* [Objective]:
Each entry needs to be restated exactly as written.

* [Provided information]:
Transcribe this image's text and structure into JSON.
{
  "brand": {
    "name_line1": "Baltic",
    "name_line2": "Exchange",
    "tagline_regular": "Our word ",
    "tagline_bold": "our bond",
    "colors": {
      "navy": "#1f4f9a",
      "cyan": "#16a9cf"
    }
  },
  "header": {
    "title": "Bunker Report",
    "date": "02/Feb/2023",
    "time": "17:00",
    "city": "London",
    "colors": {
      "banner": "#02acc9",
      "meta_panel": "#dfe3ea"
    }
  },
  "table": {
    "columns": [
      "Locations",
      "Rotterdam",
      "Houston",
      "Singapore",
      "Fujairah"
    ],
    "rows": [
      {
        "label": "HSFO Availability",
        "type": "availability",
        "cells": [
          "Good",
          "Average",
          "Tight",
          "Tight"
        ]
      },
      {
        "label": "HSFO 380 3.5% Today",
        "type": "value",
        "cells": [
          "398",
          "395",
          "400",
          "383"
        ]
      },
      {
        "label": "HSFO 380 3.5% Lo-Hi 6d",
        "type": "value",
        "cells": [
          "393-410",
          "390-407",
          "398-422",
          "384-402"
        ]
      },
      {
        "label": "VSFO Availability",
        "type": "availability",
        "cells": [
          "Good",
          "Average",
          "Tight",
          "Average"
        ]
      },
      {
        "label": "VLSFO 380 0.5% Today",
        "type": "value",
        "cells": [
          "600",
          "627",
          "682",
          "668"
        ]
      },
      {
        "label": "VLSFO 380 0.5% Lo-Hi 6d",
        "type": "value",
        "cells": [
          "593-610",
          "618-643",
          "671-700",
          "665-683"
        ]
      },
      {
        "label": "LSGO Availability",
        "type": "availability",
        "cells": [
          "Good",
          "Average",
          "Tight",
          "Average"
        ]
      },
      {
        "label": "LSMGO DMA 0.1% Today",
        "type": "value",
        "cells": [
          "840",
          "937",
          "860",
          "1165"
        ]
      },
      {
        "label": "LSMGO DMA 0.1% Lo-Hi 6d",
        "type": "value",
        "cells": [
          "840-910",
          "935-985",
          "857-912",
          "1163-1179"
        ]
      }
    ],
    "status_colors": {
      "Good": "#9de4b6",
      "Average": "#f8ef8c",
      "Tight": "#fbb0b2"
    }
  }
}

* [Worked answer]:
Transcribe this image's text and structure into JSON.
{
  "brand": {
    "name_line1": "Baltic",
    "name_line2": "Exchange",
    "tagline_regular": "Our word ",
    "tagline_bold": "our bond",
    "colors": {
      "navy": "#1f4f9a",
      "cyan": "#16a9cf"
    }
  },
  "header": {
    "title": "Bunker Report",
    "date": "02/Feb/2023",
    "time": "17:00",
    "city": "London",
    "colors": {
      "banner": "#02acc9",
      "meta_panel": "#dfe3ea"
    }
  },
  "table": {
    "columns": [
      "Locations",
      "Rotterdam",
      "Houston",
      "Singapore",
      "Fujairah"
    ],
    "rows": [
      {
        "label": "HSFO Availability",
        "type": "availability",
        "cells": [
          "Good",
          "Average",
          "Tight",
          "Tight"
        ]
      },
      {
        "label": "HSFO 380 3.5% Today",
        "type": "value",
        "cells": [
          "398",
          "395",
          "400",
          "383"
        ]
      },
      {
        "label": "HSFO 380 3.5% Lo-Hi 6d",
        "type": "value",
        "cells": [
          "393-410",
          "390-407",
          "398-422",
          "384-402"
        ]
      },
      {
        "label": "VSFO Availability",
        "type": "availability",
        "cells": [
          "Good",
          "Average",
          "Tight",
          "Average"
        ]
      },
      {
        "label": "VLSFO 380 0.5% Today",
        "type": "value",
        "cells": [
          "600",
          "627",
          "682",
          "668"
        ]
      },
      {
        "label": "VLSFO 380 0.5% Lo-Hi 6d",
        "type": "value",
        "cells": [
          "593-610",
          "618-643",
          "671-700",
          "665-683"
        ]
      },
      {
        "label": "LSGO Availability",
        "type": "availability",
        "cells": [
          "Good",
          "Average",
          "Tight",
          "Average"
        ]
      },
      {
        "label": "LSMGO DMA 0.1% Today",
        "type": "value",
        "cells": [
          "840",
          "937",
          "860",
          "1165"
        ]
      },
      {
        "label": "LSMGO DMA 0.1% Lo-Hi 6d",
        "type": "value",
        "cells": [
          "840-910",
          "935-985",
          "857-912",
          "1163-1179"
        ]
      }
    ],
    "status_colors": {
      "Good": "#9de4b6",
      "Average": "#f8ef8c",
      "Tight": "#fbb0b2"
    }
  }
}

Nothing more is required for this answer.